▸ **Instructions for the task**
All of the records below need to be copied exactly.

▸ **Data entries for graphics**

◆ ◆ ◆ ◆ ◆

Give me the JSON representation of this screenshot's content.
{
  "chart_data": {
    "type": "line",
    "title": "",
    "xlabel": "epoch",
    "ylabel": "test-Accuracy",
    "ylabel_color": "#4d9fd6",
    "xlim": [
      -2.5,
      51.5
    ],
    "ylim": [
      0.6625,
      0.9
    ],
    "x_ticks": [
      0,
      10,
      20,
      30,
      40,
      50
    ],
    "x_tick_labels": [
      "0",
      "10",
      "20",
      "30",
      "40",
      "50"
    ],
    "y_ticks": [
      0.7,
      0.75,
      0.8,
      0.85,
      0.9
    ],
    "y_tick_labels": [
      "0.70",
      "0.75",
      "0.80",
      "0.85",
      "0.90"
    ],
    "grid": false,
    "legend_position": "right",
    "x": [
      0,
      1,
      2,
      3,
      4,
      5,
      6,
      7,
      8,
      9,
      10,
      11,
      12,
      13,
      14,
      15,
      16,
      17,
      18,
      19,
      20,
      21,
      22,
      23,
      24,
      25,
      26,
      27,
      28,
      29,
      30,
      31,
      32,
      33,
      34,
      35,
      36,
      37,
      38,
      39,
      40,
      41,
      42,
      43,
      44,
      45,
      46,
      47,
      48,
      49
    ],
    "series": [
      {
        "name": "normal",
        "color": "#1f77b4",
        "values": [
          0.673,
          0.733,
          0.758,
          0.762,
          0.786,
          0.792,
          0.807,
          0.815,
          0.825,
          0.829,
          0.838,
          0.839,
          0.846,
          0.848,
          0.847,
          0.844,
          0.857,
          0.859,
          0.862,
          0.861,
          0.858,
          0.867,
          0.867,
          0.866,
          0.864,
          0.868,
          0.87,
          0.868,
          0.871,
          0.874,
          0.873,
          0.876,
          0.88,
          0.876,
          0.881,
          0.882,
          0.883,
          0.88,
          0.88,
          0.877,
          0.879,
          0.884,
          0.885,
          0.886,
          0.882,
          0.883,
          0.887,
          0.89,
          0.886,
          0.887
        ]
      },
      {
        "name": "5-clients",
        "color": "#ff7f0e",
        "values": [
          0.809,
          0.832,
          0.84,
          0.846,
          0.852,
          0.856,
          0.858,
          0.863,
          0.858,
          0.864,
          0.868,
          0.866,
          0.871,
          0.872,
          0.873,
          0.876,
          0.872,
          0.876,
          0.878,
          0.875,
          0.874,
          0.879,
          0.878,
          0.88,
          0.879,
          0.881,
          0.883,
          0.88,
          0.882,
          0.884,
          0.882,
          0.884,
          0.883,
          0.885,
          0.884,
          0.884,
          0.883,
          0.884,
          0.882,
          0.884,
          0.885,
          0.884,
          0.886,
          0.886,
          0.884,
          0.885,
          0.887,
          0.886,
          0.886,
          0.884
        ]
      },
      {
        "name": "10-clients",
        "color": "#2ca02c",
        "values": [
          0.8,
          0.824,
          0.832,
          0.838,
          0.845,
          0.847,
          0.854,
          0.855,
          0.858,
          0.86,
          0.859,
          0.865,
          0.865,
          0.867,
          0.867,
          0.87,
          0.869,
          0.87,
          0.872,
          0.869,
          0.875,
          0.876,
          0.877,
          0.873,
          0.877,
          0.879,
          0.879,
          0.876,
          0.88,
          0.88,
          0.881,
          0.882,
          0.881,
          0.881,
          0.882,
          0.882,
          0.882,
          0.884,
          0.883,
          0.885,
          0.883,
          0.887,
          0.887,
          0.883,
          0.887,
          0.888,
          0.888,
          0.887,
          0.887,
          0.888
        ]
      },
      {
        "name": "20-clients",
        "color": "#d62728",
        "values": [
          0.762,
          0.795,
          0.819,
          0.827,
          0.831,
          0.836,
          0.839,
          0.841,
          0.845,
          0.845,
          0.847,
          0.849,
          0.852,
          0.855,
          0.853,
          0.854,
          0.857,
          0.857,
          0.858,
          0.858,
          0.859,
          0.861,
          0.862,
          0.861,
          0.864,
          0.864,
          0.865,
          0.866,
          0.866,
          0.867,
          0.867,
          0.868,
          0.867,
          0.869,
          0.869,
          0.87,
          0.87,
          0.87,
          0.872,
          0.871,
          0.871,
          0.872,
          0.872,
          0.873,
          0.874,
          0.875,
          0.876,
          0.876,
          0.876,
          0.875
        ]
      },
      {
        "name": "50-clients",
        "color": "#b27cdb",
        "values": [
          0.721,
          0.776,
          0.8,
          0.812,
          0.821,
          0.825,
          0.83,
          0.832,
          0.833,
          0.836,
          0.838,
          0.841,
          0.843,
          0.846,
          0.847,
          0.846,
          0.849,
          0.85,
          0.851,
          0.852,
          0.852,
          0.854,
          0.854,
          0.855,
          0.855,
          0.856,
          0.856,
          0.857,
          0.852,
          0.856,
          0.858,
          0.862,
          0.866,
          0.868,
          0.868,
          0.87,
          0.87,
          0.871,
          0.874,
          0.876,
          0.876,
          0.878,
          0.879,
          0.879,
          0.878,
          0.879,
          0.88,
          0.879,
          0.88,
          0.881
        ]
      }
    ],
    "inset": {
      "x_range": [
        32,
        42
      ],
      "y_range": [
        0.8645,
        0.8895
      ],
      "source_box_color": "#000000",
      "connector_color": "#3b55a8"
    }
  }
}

◆ ◆ ◆ ◆ ◆

▸ **Response**
Give me the JSON representation of this screenshot's content.
{
  "chart_data": {
    "type": "line",
    "title": "",
    "xlabel": "epoch",
    "ylabel": "test-Accuracy",
    "ylabel_color": "#4d9fd6",
    "xlim": [
      -2.5,
      51.5
    ],
    "ylim": [
      0.6625,
      0.9
    ],
    "x_ticks": [
      0,
      10,
      20,
      30,
      40,
      50
    ],
    "x_tick_labels": [
      "0",
      "10",
      "20",
      "30",
      "40",
      "50"
    ],
    "y_ticks": [
      0.7,
      0.75,
      0.8,
      0.85,
      0.9
    ],
    "y_tick_labels": [
      "0.70",
      "0.75",
      "0.80",
      "0.85",
      "0.90"
    ],
    "grid": false,
    "legend_position": "right",
    "x": [
      0,
      1,
      2,
      3,
      4,
      5,
      6,
      7,
      8,
      9,
      10,
      11,
      12,
      13,
      14,
      15,
      16,
      17,
      18,
      19,
      20,
      21,
      22,
      23,
      24,
      25,
      26,
      27,
      28,
      29,
      30,
      31,
      32,
      33,
      34,
      35,
      36,
      37,
      38,
      39,
      40,
      41,
      42,
      43,
      44,
      45,
      46,
      47,
      48,
      49
    ],
    "series": [
      {
        "name": "normal",
        "color": "#1f77b4",
        "values": [
          0.673,
          0.733,
          0.758,
          0.762,
          0.786,
          0.792,
          0.807,
          0.815,
          0.825,
          0.829,
          0.838,
          0.839,
          0.846,
          0.848,
          0.847,
          0.844,
          0.857,
          0.859,
          0.862,
          0.861,
          0.858,
          0.867,
          0.867,
          0.866,
          0.864,
          0.868,
          0.87,
          0.868,
          0.871,
          0.874,
          0.873,
          0.876,
          0.88,
          0.876,
          0.881,
          0.882,
          0.883,
          0.88,
          0.88,
          0.877,
          0.879,
          0.884,
          0.885,
          0.886,
          0.882,
          0.883,
          0.887,
          0.89,
          0.886,
          0.887
        ]
      },
      {
        "name": "5-clients",
        "color": "#ff7f0e",
        "values": [
          0.809,
          0.832,
          0.84,
          0.846,
          0.852,
          0.856,
          0.858,
          0.863,
          0.858,
          0.864,
          0.868,
          0.866,
          0.871,
          0.872,
          0.873,
          0.876,
          0.872,
          0.876,
          0.878,
          0.875,
          0.874,
          0.879,
          0.878,
          0.88,
          0.879,
          0.881,
          0.883,
          0.88,
          0.882,
          0.884,
          0.882,
          0.884,
          0.883,
          0.885,
          0.884,
          0.884,
          0.883,
          0.884,
          0.882,
          0.884,
          0.885,
          0.884,
          0.886,
          0.886,
          0.884,
          0.885,
          0.887,
          0.886,
          0.886,
          0.884
        ]
      },
      {
        "name": "10-clients",
        "color": "#2ca02c",
        "values": [
          0.8,
          0.824,
          0.832,
          0.838,
          0.845,
          0.847,
          0.854,
          0.855,
          0.858,
          0.86,
          0.859,
          0.865,
          0.865,
          0.867,
          0.867,
          0.87,
          0.869,
          0.87,
          0.872,
          0.869,
          0.875,
          0.876,
          0.877,
          0.873,
          0.877,
          0.879,
          0.879,
          0.876,
          0.88,
          0.88,
          0.881,
          0.882,
          0.881,
          0.881,
          0.882,
          0.882,
          0.882,
          0.884,
          0.883,
          0.885,
          0.883,
          0.887,
          0.887,
          0.883,
          0.887,
          0.888,
          0.888,
          0.887,
          0.887,
          0.888
        ]
      },
      {
        "name": "20-clients",
        "color": "#d62728",
        "values": [
          0.762,
          0.795,
          0.819,
          0.827,
          0.831,
          0.836,
          0.839,
          0.841,
          0.845,
          0.845,
          0.847,
          0.849,
          0.852,
          0.855,
          0.853,
          0.854,
          0.857,
          0.857,
          0.858,
          0.858,
          0.859,
          0.861,
          0.862,
          0.861,
          0.864,
          0.864,
          0.865,
          0.866,
          0.866,
          0.867,
          0.867,
          0.868,
          0.867,
          0.869,
          0.869,
          0.87,
          0.87,
          0.87,
          0.872,
          0.871,
          0.871,
          0.872,
          0.872,
          0.873,
          0.874,
          0.875,
          0.876,
          0.876,
          0.876,
          0.875
        ]
      },
      {
        "name": "50-clients",
        "color": "#b27cdb",
        "values": [
          0.721,
          0.776,
          0.8,
          0.812,
          0.821,
          0.825,
          0.83,
          0.832,
          0.833,
          0.836,
          0.838,
          0.841,
          0.843,
          0.846,
          0.847,
          0.846,
          0.849,
          0.85,
          0.851,
          0.852,
          0.852,
          0.854,
          0.854,
          0.855,
          0.855,
          0.856,
          0.856,
          0.857,
          0.852,
          0.856,
          0.858,
          0.862,
          0.866,
          0.868,
          0.868,
          0.87,
          0.87,
          0.871,
          0.874,
          0.876,
          0.876,
          0.878,
          0.879,
          0.879,
          0.878,
          0.879,
          0.88,
          0.879,
          0.88,
          0.881
        ]
      }
    ],
    "inset": {
      "x_range": [
        32,
        42
      ],
      "y_range": [
        0.8645,
        0.8895
      ],
      "source_box_color": "#000000",
      "connector_color": "#3b55a8"
    }
  }
}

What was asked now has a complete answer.